» SET PROBLEM
Each line of the material must be returned exactly.

» INFORMATION SHOWN
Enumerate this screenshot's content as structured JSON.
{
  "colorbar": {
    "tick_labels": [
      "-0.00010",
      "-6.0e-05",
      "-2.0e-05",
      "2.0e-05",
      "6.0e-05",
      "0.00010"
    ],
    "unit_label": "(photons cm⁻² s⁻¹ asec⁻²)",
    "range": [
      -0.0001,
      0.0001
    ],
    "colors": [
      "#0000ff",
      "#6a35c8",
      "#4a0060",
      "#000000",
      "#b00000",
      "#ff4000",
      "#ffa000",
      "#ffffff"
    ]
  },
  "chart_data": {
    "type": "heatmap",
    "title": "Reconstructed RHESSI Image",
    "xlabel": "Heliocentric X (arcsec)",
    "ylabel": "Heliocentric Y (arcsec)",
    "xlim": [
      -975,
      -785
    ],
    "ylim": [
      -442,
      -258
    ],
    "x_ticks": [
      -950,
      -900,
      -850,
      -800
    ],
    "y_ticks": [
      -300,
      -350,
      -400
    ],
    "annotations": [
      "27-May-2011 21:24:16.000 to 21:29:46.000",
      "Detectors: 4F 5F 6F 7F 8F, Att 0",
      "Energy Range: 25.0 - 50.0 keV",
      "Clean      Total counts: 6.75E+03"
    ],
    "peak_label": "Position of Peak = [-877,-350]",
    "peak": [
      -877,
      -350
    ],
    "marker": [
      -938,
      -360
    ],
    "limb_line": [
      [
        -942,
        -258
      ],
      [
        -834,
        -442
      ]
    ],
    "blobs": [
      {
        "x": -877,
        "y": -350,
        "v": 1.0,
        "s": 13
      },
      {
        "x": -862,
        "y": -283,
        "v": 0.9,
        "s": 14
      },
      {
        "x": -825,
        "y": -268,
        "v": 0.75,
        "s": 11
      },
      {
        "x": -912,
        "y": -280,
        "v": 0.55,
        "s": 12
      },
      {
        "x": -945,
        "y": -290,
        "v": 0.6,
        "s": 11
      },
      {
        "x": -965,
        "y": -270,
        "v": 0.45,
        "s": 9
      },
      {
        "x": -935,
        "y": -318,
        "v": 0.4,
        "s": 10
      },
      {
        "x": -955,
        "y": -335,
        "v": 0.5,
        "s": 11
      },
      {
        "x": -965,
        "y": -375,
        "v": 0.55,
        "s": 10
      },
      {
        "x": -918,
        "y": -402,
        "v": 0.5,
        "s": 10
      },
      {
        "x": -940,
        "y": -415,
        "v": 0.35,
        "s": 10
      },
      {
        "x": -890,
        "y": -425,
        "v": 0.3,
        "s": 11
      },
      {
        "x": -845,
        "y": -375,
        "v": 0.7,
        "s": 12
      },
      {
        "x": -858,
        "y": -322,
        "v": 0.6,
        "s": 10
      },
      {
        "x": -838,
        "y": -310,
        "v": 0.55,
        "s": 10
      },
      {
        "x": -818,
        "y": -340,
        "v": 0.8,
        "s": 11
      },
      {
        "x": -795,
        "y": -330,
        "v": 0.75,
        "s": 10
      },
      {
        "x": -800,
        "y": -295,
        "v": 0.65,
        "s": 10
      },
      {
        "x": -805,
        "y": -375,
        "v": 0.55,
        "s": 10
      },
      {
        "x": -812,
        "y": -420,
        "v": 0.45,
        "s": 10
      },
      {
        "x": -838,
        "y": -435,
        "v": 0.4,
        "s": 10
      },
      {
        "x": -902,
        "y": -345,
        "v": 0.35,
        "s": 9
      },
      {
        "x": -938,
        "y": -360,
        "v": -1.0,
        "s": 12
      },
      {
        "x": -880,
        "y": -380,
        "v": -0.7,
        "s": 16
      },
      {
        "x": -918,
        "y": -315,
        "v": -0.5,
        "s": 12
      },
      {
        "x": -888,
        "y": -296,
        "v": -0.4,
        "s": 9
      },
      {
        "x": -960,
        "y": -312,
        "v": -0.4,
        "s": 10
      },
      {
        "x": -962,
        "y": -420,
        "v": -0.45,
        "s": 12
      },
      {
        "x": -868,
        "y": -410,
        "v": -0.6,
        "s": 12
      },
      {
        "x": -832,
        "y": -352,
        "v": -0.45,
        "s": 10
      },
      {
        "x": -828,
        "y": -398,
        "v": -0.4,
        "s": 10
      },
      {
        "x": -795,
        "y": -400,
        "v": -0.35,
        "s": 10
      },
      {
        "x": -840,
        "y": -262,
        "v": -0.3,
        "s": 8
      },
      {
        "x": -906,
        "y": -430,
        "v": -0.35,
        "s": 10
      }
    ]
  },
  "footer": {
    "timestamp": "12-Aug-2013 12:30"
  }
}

» TASK SOLUTION
Enumerate this screenshot's content as structured JSON.
{
  "colorbar": {
    "tick_labels": [
      "-0.00010",
      "-6.0e-05",
      "-2.0e-05",
      "2.0e-05",
      "6.0e-05",
      "0.00010"
    ],
    "unit_label": "(photons cm⁻² s⁻¹ asec⁻²)",
    "range": [
      -0.0001,
      0.0001
    ],
    "colors": [
      "#0000ff",
      "#6a35c8",
      "#4a0060",
      "#000000",
      "#b00000",
      "#ff4000",
      "#ffa000",
      "#ffffff"
    ]
  },
  "chart_data": {
    "type": "heatmap",
    "title": "Reconstructed RHESSI Image",
    "xlabel": "Heliocentric X (arcsec)",
    "ylabel": "Heliocentric Y (arcsec)",
    "xlim": [
      -975,
      -785
    ],
    "ylim": [
      -442,
      -258
    ],
    "x_ticks": [
      -950,
      -900,
      -850,
      -800
    ],
    "y_ticks": [
      -300,
      -350,
      -400
    ],
    "annotations": [
      "27-May-2011 21:24:16.000 to 21:29:46.000",
      "Detectors: 4F 5F 6F 7F 8F, Att 0",
      "Energy Range: 25.0 - 50.0 keV",
      "Clean      Total counts: 6.75E+03"
    ],
    "peak_label": "Position of Peak = [-877,-350]",
    "peak": [
      -877,
      -350
    ],
    "marker": [
      -938,
      -360
    ],
    "limb_line": [
      [
        -942,
        -258
      ],
      [
        -834,
        -442
      ]
    ],
    "blobs": [
      {
        "x": -877,
        "y": -350,
        "v": 1.0,
        "s": 13
      },
      {
        "x": -862,
        "y": -283,
        "v": 0.9,
        "s": 14
      },
      {
        "x": -825,
        "y": -268,
        "v": 0.75,
        "s": 11
      },
      {
        "x": -912,
        "y": -280,
        "v": 0.55,
        "s": 12
      },
      {
        "x": -945,
        "y": -290,
        "v": 0.6,
        "s": 11
      },
      {
        "x": -965,
        "y": -270,
        "v": 0.45,
        "s": 9
      },
      {
        "x": -935,
        "y": -318,
        "v": 0.4,
        "s": 10
      },
      {
        "x": -955,
        "y": -335,
        "v": 0.5,
        "s": 11
      },
      {
        "x": -965,
        "y": -375,
        "v": 0.55,
        "s": 10
      },
      {
        "x": -918,
        "y": -402,
        "v": 0.5,
        "s": 10
      },
      {
        "x": -940,
        "y": -415,
        "v": 0.35,
        "s": 10
      },
      {
        "x": -890,
        "y": -425,
        "v": 0.3,
        "s": 11
      },
      {
        "x": -845,
        "y": -375,
        "v": 0.7,
        "s": 12
      },
      {
        "x": -858,
        "y": -322,
        "v": 0.6,
        "s": 10
      },
      {
        "x": -838,
        "y": -310,
        "v": 0.55,
        "s": 10
      },
      {
        "x": -818,
        "y": -340,
        "v": 0.8,
        "s": 11
      },
      {
        "x": -795,
        "y": -330,
        "v": 0.75,
        "s": 10
      },
      {
        "x": -800,
        "y": -295,
        "v": 0.65,
        "s": 10
      },
      {
        "x": -805,
        "y": -375,
        "v": 0.55,
        "s": 10
      },
      {
        "x": -812,
        "y": -420,
        "v": 0.45,
        "s": 10
      },
      {
        "x": -838,
        "y": -435,
        "v": 0.4,
        "s": 10
      },
      {
        "x": -902,
        "y": -345,
        "v": 0.35,
        "s": 9
      },
      {
        "x": -938,
        "y": -360,
        "v": -1.0,
        "s": 12
      },
      {
        "x": -880,
        "y": -380,
        "v": -0.7,
        "s": 16
      },
      {
        "x": -918,
        "y": -315,
        "v": -0.5,
        "s": 12
      },
      {
        "x": -888,
        "y": -296,
        "v": -0.4,
        "s": 9
      },
      {
        "x": -960,
        "y": -312,
        "v": -0.4,
        "s": 10
      },
      {
        "x": -962,
        "y": -420,
        "v": -0.45,
        "s": 12
      },
      {
        "x": -868,
        "y": -410,
        "v": -0.6,
        "s": 12
      },
      {
        "x": -832,
        "y": -352,
        "v": -0.45,
        "s": 10
      },
      {
        "x": -828,
        "y": -398,
        "v": -0.4,
        "s": 10
      },
      {
        "x": -795,
        "y": -400,
        "v": -0.35,
        "s": 10
      },
      {
        "x": -840,
        "y": -262,
        "v": -0.3,
        "s": 8
      },
      {
        "x": -906,
        "y": -430,
        "v": -0.35,
        "s": 10
      }
    ]
  },
  "footer": {
    "timestamp": "12-Aug-2013 12:30"
  }
}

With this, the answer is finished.